WHAT YOU NEED TO DO |
Omit the images, then output each of the records below exactly.

TASK MATERIAL |
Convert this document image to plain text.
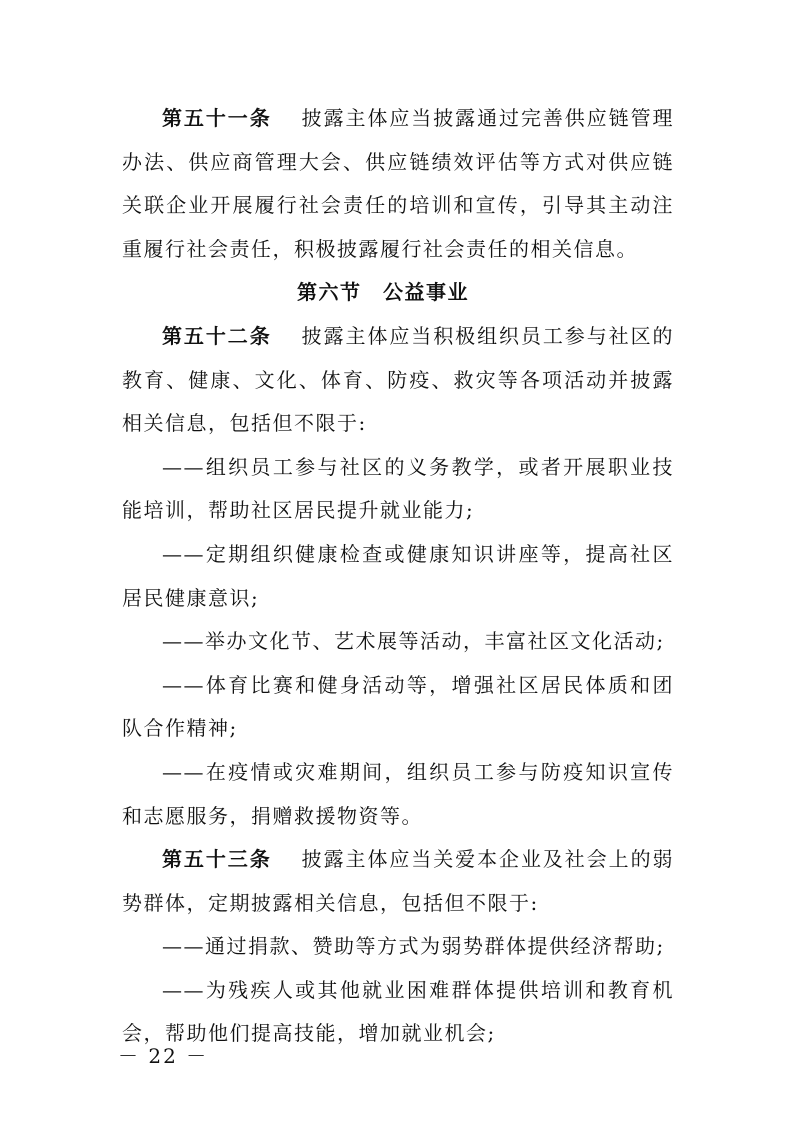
第五十一条 披露主体应当披露通过完善供应链管理办法、供应商管理大会、供应链绩效评估等方式对供应链关联企业开展履行社会责任的培训和宣传，引导其主动注重履行社会责任，积极披露履行社会责任的相关信息。

第六节　公益事业

第五十二条 披露主体应当积极组织员工参与社区的教育、健康、文化、体育、防疫、救灾等各项活动并披露相关信息，包括但不限于:

——组织员工参与社区的义务教学，或者开展职业技能培训，帮助社区居民提升就业能力;

——定期组织健康检查或健康知识讲座等，提高社区居民健康意识;

——举办文化节、艺术展等活动，丰富社区文化活动;

——体育比赛和健身活动等，增强社区居民体质和团队合作精神;

——在疫情或灾难期间，组织员工参与防疫知识宣传和志愿服务，捐赠救援物资等。

第五十三条 披露主体应当关爱本企业及社会上的弱势群体，定期披露相关信息，包括但不限于:

——通过捐款、赞助等方式为弱势群体提供经济帮助;

——为残疾人或其他就业困难群体提供培训和教育机会，帮助他们提高技能，增加就业机会;

－ 22 －
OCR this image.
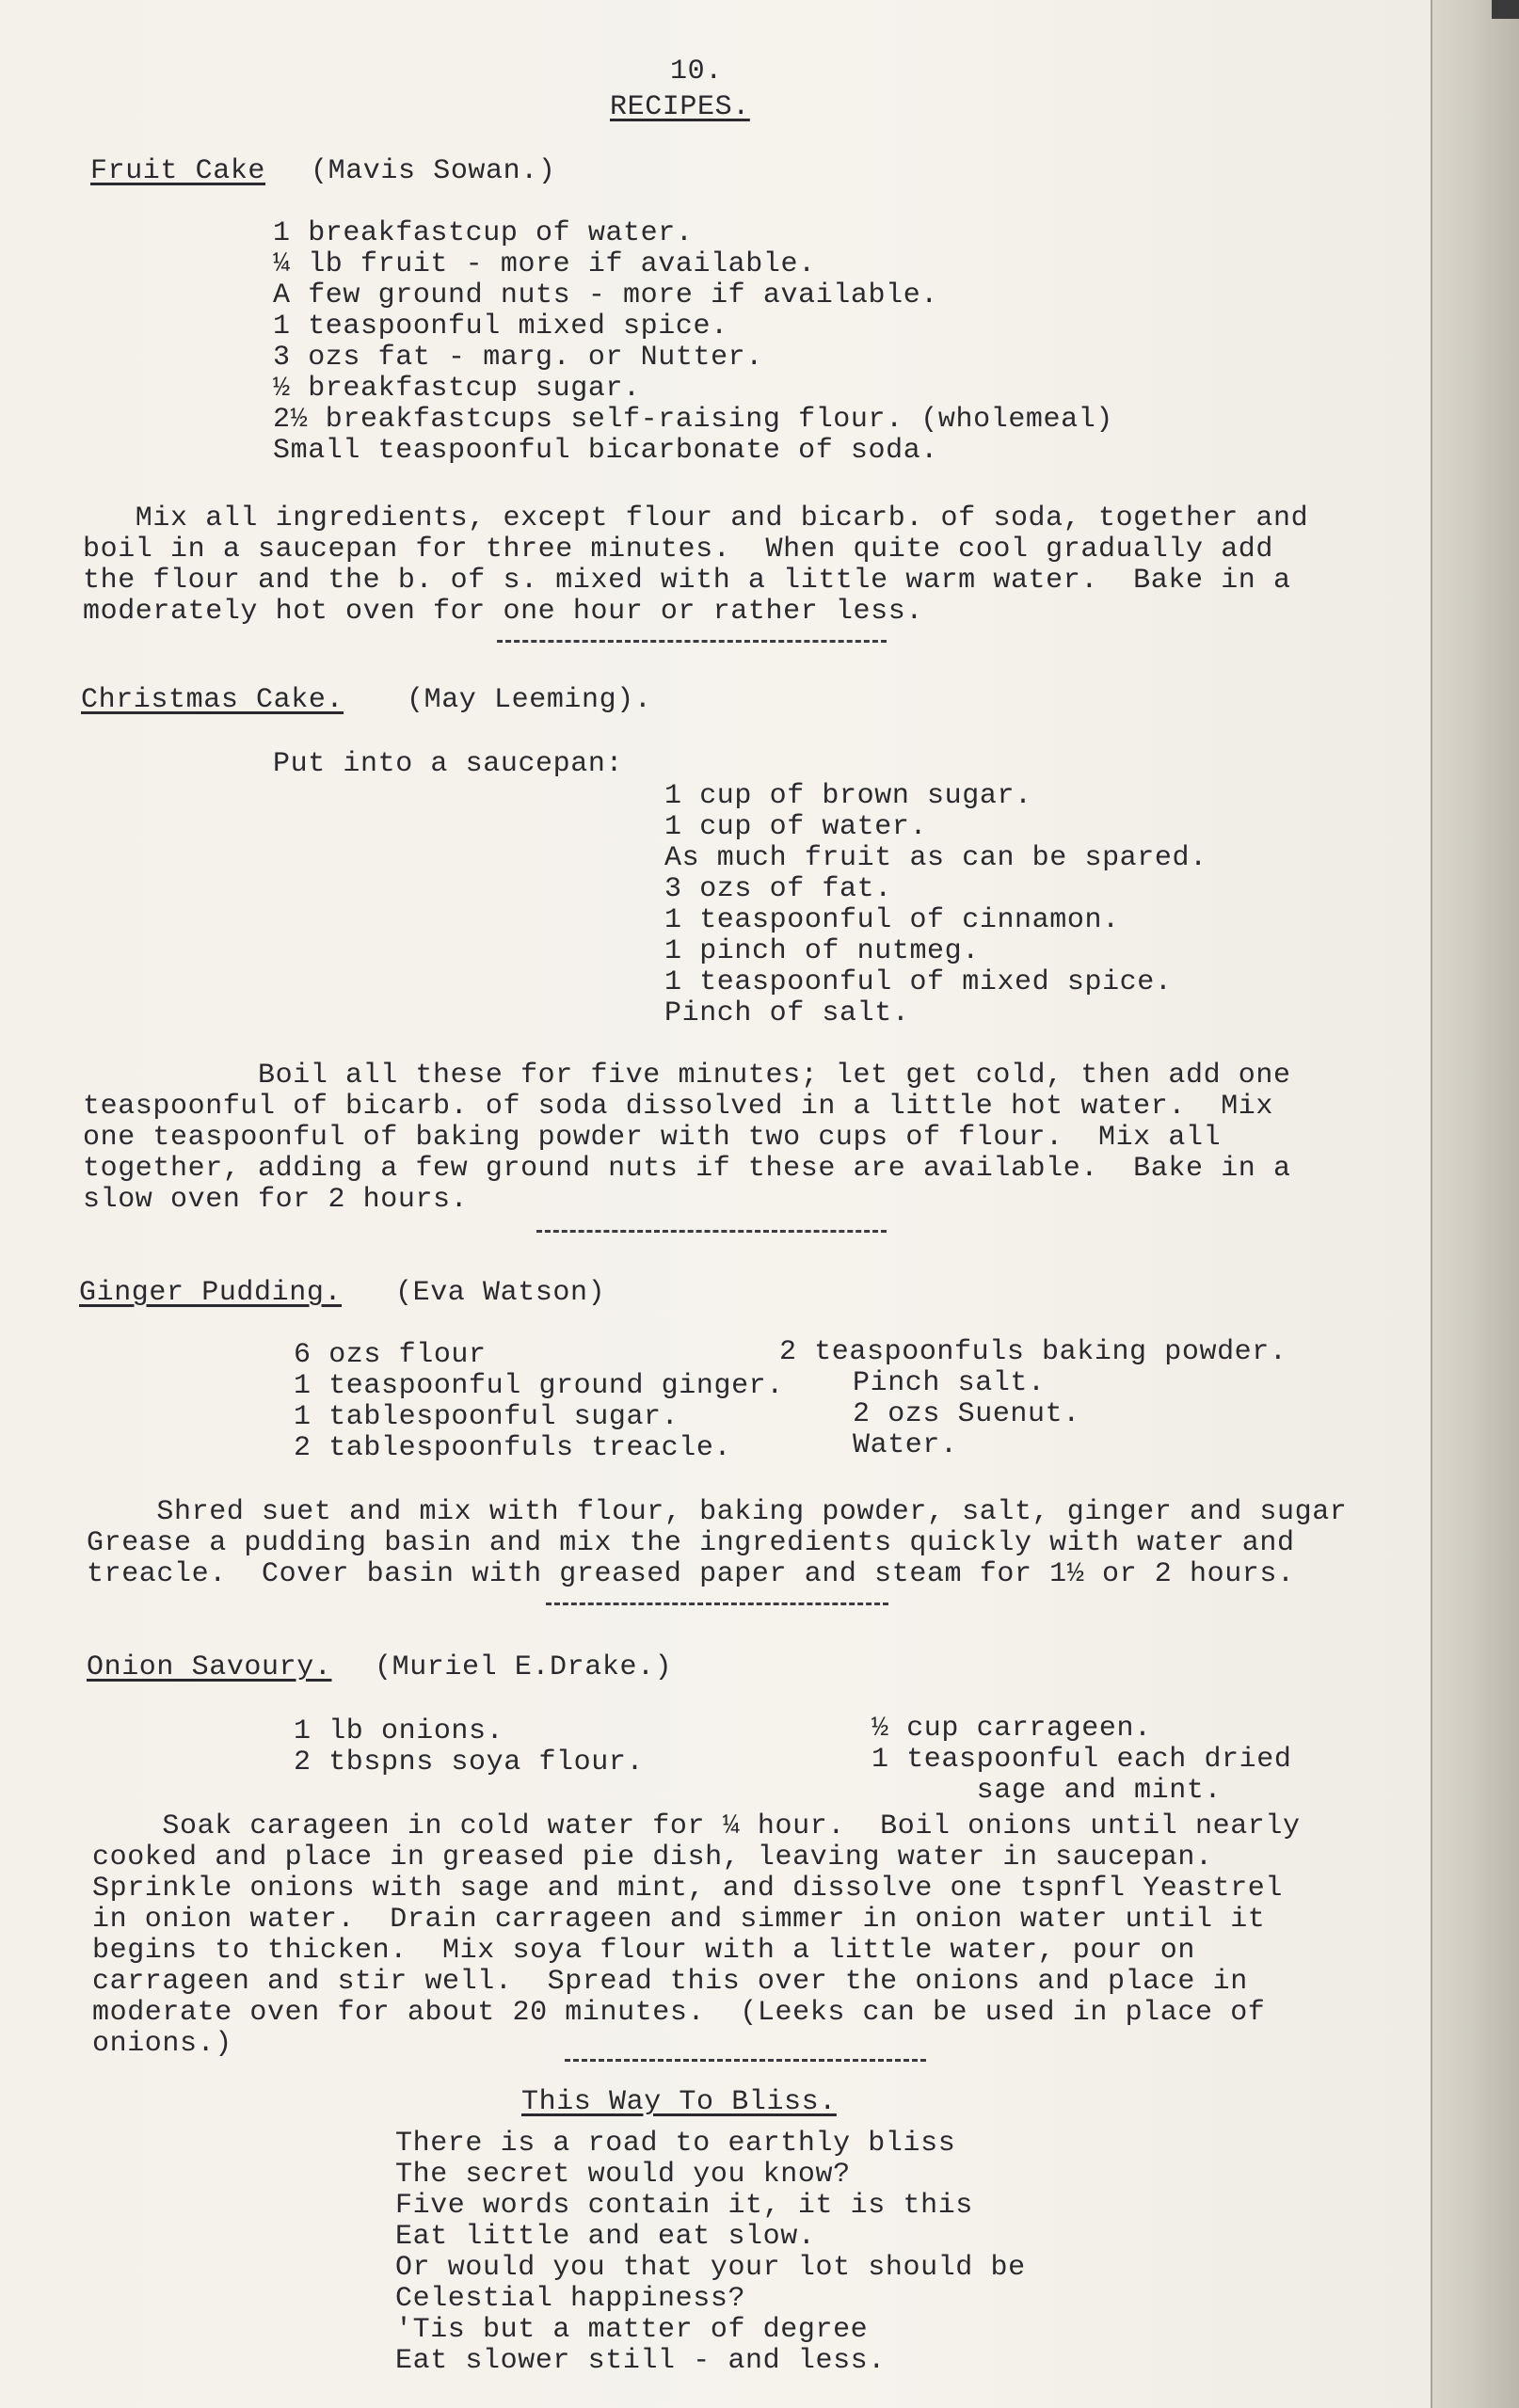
10.
RECIPES.
Fruit Cake (Mavis Sowan.)
1 breakfastcup of water.
¼ lb fruit - more if available.
A few ground nuts - more if available.
1 teaspoonful mixed spice.
3 ozs fat - marg. or Nutter.
½ breakfastcup sugar.
2½ breakfastcups self-raising flour. (wholemeal)
Small teaspoonful bicarbonate of soda.
Mix all ingredients, except flour and bicarb. of soda, together and
boil in a saucepan for three minutes.  When quite cool gradually add
the flour and the b. of s. mixed with a little warm water.  Bake in a
moderately hot oven for one hour or rather less.
Christmas Cake. (May Leeming).
Put into a saucepan:
1 cup of brown sugar.
1 cup of water.
As much fruit as can be spared.
3 ozs of fat.
1 teaspoonful of cinnamon.
1 pinch of nutmeg.
1 teaspoonful of mixed spice.
Pinch of salt.
Boil all these for five minutes; let get cold, then add one
teaspoonful of bicarb. of soda dissolved in a little hot water.  Mix
one teaspoonful of baking powder with two cups of flour.  Mix all
together, adding a few ground nuts if these are available.  Bake in a
slow oven for 2 hours.
Ginger Pudding. (Eva Watson)
6 ozs flour
1 teaspoonful ground ginger.
1 tablespoonful sugar.
2 tablespoonfuls treacle.
2 teaspoonfuls baking powder.
Pinch salt.
2 ozs Suenut.
Water.
Shred suet and mix with flour, baking powder, salt, ginger and sugar
Grease a pudding basin and mix the ingredients quickly with water and
treacle.  Cover basin with greased paper and steam for 1½ or 2 hours.
Onion Savoury. (Muriel E.Drake.)
1 lb onions.
2 tbspns soya flour.
½ cup carrageen.
1 teaspoonful each dried
sage and mint.
Soak carageen in cold water for ¼ hour.  Boil onions until nearly
cooked and place in greased pie dish, leaving water in saucepan.
Sprinkle onions with sage and mint, and dissolve one tspnfl Yeastrel
in onion water.  Drain carrageen and simmer in onion water until it
begins to thicken.  Mix soya flour with a little water, pour on
carrageen and stir well.  Spread this over the onions and place in
moderate oven for about 20 minutes.  (Leeks can be used in place of
onions.)
This Way To Bliss.
There is a road to earthly bliss
The secret would you know?
Five words contain it, it is this
Eat little and eat slow.
Or would you that your lot should be
Celestial happiness?
'Tis but a matter of degree
Eat slower still - and less.
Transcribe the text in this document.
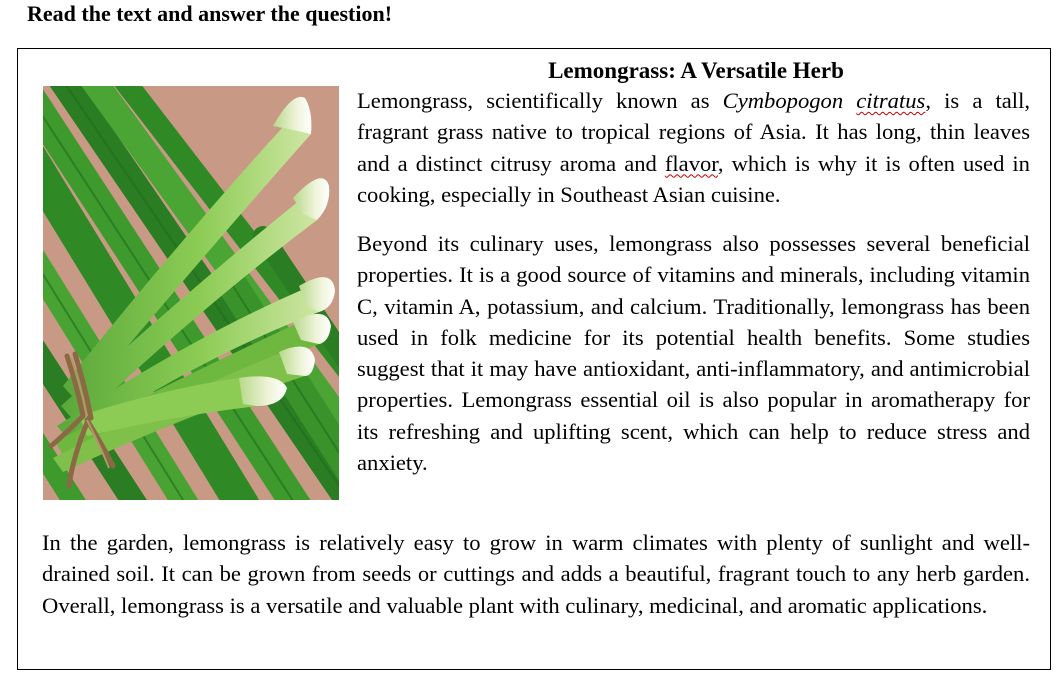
Read the text and answer the question!
Lemongrass: A Versatile Herb

Lemongrass, scientifically known as Cymbopogon citratus, is a tall, fragrant grass native to tropical regions of Asia. It has long, thin leaves and a distinct citrusy aroma and flavor, which is why it is often used in cooking, especially in Southeast Asian cuisine.

Beyond its culinary uses, lemongrass also possesses several beneficial properties. It is a good source of vitamins and minerals, including vitamin C, vitamin A, potassium, and calcium. Traditionally, lemongrass has been used in folk medicine for its potential health benefits. Some studies suggest that it may have antioxidant, anti-inflammatory, and antimicrobial properties. Lemongrass essential oil is also popular in aromatherapy for its refreshing and uplifting scent, which can help to reduce stress and anxiety.

In the garden, lemongrass is relatively easy to grow in warm climates with plenty of sunlight and well-drained soil. It can be grown from seeds or cuttings and adds a beautiful, fragrant touch to any herb garden. Overall, lemongrass is a versatile and valuable plant with culinary, medicinal, and aromatic applications.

EXERCISE OUTPUT |
Convert this document image to plain text.
第五十一条 披露主体应当披露通过完善供应链管理办法、供应商管理大会、供应链绩效评估等方式对供应链关联企业开展履行社会责任的培训和宣传，引导其主动注重履行社会责任，积极披露履行社会责任的相关信息。

第六节　公益事业

第五十二条 披露主体应当积极组织员工参与社区的教育、健康、文化、体育、防疫、救灾等各项活动并披露相关信息，包括但不限于:

——组织员工参与社区的义务教学，或者开展职业技能培训，帮助社区居民提升就业能力;

——定期组织健康检查或健康知识讲座等，提高社区居民健康意识;

——举办文化节、艺术展等活动，丰富社区文化活动;

——体育比赛和健身活动等，增强社区居民体质和团队合作精神;

——在疫情或灾难期间，组织员工参与防疫知识宣传和志愿服务，捐赠救援物资等。

第五十三条 披露主体应当关爱本企业及社会上的弱势群体，定期披露相关信息，包括但不限于:

——通过捐款、赞助等方式为弱势群体提供经济帮助;

——为残疾人或其他就业困难群体提供培训和教育机会，帮助他们提高技能，增加就业机会;

－ 22 －
OCR this image.
10.
RECIPES.
Fruit Cake (Mavis Sowan.)
1 breakfastcup of water.
¼ lb fruit - more if available.
A few ground nuts - more if available.
1 teaspoonful mixed spice.
3 ozs fat - marg. or Nutter.
½ breakfastcup sugar.
2½ breakfastcups self-raising flour. (wholemeal)
Small teaspoonful bicarbonate of soda.
Mix all ingredients, except flour and bicarb. of soda, together and
boil in a saucepan for three minutes.  When quite cool gradually add
the flour and the b. of s. mixed with a little warm water.  Bake in a
moderately hot oven for one hour or rather less.
Christmas Cake. (May Leeming).
Put into a saucepan:
1 cup of brown sugar.
1 cup of water.
As much fruit as can be spared.
3 ozs of fat.
1 teaspoonful of cinnamon.
1 pinch of nutmeg.
1 teaspoonful of mixed spice.
Pinch of salt.
Boil all these for five minutes; let get cold, then add one
teaspoonful of bicarb. of soda dissolved in a little hot water.  Mix
one teaspoonful of baking powder with two cups of flour.  Mix all
together, adding a few ground nuts if these are available.  Bake in a
slow oven for 2 hours.
Ginger Pudding. (Eva Watson)
6 ozs flour
1 teaspoonful ground ginger.
1 tablespoonful sugar.
2 tablespoonfuls treacle.
2 teaspoonfuls baking powder.
Pinch salt.
2 ozs Suenut.
Water.
Shred suet and mix with flour, baking powder, salt, ginger and sugar
Grease a pudding basin and mix the ingredients quickly with water and
treacle.  Cover basin with greased paper and steam for 1½ or 2 hours.
Onion Savoury. (Muriel E.Drake.)
1 lb onions.
2 tbspns soya flour.
½ cup carrageen.
1 teaspoonful each dried
sage and mint.
Soak carageen in cold water for ¼ hour.  Boil onions until nearly
cooked and place in greased pie dish, leaving water in saucepan.
Sprinkle onions with sage and mint, and dissolve one tspnfl Yeastrel
in onion water.  Drain carrageen and simmer in onion water until it
begins to thicken.  Mix soya flour with a little water, pour on
carrageen and stir well.  Spread this over the onions and place in
moderate oven for about 20 minutes.  (Leeks can be used in place of
onions.)
This Way To Bliss.
There is a road to earthly bliss
The secret would you know?
Five words contain it, it is this
Eat little and eat slow.
Or would you that your lot should be
Celestial happiness?
'Tis but a matter of degree
Eat slower still - and less.
Transcribe the text in this document.
Read the text and answer the question!
Lemongrass: A Versatile Herb

Lemongrass, scientifically known as Cymbopogon citratus, is a tall, fragrant grass native to tropical regions of Asia. It has long, thin leaves and a distinct citrusy aroma and flavor, which is why it is often used in cooking, especially in Southeast Asian cuisine.

Beyond its culinary uses, lemongrass also possesses several beneficial properties. It is a good source of vitamins and minerals, including vitamin C, vitamin A, potassium, and calcium. Traditionally, lemongrass has been used in folk medicine for its potential health benefits. Some studies suggest that it may have antioxidant, anti-inflammatory, and antimicrobial properties. Lemongrass essential oil is also popular in aromatherapy for its refreshing and uplifting scent, which can help to reduce stress and anxiety.

In the garden, lemongrass is relatively easy to grow in warm climates with plenty of sunlight and well-drained soil. It can be grown from seeds or cuttings and adds a beautiful, fragrant touch to any herb garden. Overall, lemongrass is a versatile and valuable plant with culinary, medicinal, and aromatic applications.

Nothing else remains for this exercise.